[Collected data entries]
=====
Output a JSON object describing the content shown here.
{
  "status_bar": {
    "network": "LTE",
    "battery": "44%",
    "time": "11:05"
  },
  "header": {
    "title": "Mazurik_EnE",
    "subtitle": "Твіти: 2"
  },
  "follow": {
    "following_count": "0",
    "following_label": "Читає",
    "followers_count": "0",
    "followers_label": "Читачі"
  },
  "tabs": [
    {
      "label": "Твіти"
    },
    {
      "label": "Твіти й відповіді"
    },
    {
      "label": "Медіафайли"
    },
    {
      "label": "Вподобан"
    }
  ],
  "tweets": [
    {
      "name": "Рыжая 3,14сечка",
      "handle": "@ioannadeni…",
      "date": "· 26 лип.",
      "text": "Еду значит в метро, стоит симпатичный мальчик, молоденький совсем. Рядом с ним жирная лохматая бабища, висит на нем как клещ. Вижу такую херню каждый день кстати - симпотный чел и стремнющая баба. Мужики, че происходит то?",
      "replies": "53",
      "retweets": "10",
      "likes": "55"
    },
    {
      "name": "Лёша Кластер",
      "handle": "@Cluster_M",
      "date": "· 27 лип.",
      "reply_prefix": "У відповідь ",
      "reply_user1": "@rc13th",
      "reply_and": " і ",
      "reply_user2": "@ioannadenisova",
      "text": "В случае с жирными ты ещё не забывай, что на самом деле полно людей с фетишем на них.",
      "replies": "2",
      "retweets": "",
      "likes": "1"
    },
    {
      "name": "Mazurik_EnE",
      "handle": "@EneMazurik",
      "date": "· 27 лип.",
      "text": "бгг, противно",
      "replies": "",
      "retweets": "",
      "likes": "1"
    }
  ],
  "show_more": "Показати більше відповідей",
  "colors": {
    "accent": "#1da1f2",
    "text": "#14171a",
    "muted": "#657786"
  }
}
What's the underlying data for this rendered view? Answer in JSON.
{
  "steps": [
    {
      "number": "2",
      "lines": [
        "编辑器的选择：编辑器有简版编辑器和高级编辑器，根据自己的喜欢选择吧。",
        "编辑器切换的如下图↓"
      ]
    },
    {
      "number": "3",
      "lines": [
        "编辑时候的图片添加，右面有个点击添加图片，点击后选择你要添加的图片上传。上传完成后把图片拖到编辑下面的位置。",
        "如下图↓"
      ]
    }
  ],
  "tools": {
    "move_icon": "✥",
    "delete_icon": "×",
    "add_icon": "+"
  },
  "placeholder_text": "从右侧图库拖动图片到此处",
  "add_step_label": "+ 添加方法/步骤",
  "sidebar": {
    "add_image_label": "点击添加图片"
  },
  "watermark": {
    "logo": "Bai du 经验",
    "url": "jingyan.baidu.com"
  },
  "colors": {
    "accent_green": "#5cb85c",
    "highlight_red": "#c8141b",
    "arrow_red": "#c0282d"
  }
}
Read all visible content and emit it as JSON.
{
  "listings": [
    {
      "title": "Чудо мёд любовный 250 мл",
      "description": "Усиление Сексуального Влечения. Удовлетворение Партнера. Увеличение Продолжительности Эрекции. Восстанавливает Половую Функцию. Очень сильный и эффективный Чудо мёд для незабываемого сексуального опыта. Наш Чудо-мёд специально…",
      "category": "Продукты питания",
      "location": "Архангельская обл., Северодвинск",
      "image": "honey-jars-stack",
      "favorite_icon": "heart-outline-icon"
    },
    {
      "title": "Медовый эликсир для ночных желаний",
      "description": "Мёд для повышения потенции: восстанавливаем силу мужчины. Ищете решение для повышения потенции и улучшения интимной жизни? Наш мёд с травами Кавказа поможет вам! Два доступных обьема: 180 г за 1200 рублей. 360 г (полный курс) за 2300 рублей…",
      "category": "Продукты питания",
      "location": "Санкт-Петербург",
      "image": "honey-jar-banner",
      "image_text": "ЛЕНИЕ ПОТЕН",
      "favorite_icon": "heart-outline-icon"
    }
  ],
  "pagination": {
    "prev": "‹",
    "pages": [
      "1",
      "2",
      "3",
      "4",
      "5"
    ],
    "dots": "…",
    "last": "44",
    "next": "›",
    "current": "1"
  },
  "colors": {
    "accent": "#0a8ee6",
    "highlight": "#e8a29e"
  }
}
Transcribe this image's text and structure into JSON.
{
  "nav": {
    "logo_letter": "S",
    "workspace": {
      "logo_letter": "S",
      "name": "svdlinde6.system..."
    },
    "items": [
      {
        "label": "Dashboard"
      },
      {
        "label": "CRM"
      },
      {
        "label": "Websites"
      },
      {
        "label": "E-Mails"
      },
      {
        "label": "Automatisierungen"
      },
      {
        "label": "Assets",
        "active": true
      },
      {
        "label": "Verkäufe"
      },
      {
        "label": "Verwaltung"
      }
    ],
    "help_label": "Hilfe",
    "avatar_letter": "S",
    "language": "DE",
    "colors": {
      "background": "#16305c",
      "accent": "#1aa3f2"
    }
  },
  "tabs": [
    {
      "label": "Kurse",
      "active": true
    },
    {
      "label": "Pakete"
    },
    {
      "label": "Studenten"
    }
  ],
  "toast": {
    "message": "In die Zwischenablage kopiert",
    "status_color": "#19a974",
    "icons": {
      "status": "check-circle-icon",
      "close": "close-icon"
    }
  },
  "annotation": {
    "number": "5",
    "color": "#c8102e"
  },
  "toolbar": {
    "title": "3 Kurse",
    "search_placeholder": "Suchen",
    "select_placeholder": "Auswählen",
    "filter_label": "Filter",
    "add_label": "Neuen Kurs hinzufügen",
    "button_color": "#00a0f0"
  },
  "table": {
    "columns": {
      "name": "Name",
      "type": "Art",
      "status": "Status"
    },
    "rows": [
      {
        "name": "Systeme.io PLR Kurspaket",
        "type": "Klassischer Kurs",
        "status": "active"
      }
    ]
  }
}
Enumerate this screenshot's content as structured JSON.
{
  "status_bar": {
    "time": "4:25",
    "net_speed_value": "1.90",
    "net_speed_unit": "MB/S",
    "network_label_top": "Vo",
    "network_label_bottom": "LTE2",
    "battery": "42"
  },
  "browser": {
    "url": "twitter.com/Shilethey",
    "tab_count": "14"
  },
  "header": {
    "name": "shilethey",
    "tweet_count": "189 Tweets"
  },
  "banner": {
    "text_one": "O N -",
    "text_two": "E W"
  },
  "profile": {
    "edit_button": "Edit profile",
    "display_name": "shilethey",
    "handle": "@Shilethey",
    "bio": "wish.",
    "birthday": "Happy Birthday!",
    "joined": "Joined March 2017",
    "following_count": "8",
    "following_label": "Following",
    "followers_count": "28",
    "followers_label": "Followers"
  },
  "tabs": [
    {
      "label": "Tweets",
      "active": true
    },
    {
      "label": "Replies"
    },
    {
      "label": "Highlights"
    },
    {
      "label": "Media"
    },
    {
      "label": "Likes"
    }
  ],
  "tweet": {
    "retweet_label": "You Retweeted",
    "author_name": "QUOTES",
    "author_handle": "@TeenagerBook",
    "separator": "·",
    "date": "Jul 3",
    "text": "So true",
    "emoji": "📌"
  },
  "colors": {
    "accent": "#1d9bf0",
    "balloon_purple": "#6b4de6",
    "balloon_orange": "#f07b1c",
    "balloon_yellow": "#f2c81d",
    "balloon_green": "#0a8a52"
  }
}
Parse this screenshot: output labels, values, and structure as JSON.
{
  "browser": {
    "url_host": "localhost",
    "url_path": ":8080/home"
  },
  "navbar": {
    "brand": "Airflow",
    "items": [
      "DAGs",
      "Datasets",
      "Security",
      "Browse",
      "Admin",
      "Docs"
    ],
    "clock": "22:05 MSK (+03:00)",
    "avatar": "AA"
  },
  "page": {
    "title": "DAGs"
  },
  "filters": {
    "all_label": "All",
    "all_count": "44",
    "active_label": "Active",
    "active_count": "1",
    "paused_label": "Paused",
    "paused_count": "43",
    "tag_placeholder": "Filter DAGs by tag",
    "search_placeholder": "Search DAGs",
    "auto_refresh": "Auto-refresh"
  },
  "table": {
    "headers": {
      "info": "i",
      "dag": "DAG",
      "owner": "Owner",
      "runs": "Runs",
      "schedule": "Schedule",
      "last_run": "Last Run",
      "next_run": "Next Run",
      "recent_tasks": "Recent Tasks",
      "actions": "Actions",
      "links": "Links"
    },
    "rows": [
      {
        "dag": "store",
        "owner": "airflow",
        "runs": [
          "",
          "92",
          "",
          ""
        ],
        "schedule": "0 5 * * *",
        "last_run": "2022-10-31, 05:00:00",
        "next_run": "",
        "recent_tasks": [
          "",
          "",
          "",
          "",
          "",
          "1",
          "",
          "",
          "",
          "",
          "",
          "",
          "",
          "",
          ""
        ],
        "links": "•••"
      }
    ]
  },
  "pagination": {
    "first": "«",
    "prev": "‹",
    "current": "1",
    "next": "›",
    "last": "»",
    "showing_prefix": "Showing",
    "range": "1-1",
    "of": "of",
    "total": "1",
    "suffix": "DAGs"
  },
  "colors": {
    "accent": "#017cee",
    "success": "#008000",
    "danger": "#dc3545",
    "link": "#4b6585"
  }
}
=====
**WRITTEN EXERCISE**
Check each line of the records above for the string "description", and report every line that has it.

**FINAL RESULT**
      "description": "Усиление Сексуального Влечения. Удовлетворение Партнера. Увеличение Продолжительности Эрекции. Восстанавливает Половую Функцию. Очень сильный и эффективный Чудо мёд для незабываемого сексуального опыта. Наш Чудо-мёд специально…",
      "description": "Мёд для повышения потенции: восстанавливаем силу мужчины. Ищете решение для повышения потенции и улучшения интимной жизни? Наш мёд с травами Кавказа поможет вам! Два доступных обьема: 180 г за 1200 рублей. 360 г (полный курс) за 2300 рублей…",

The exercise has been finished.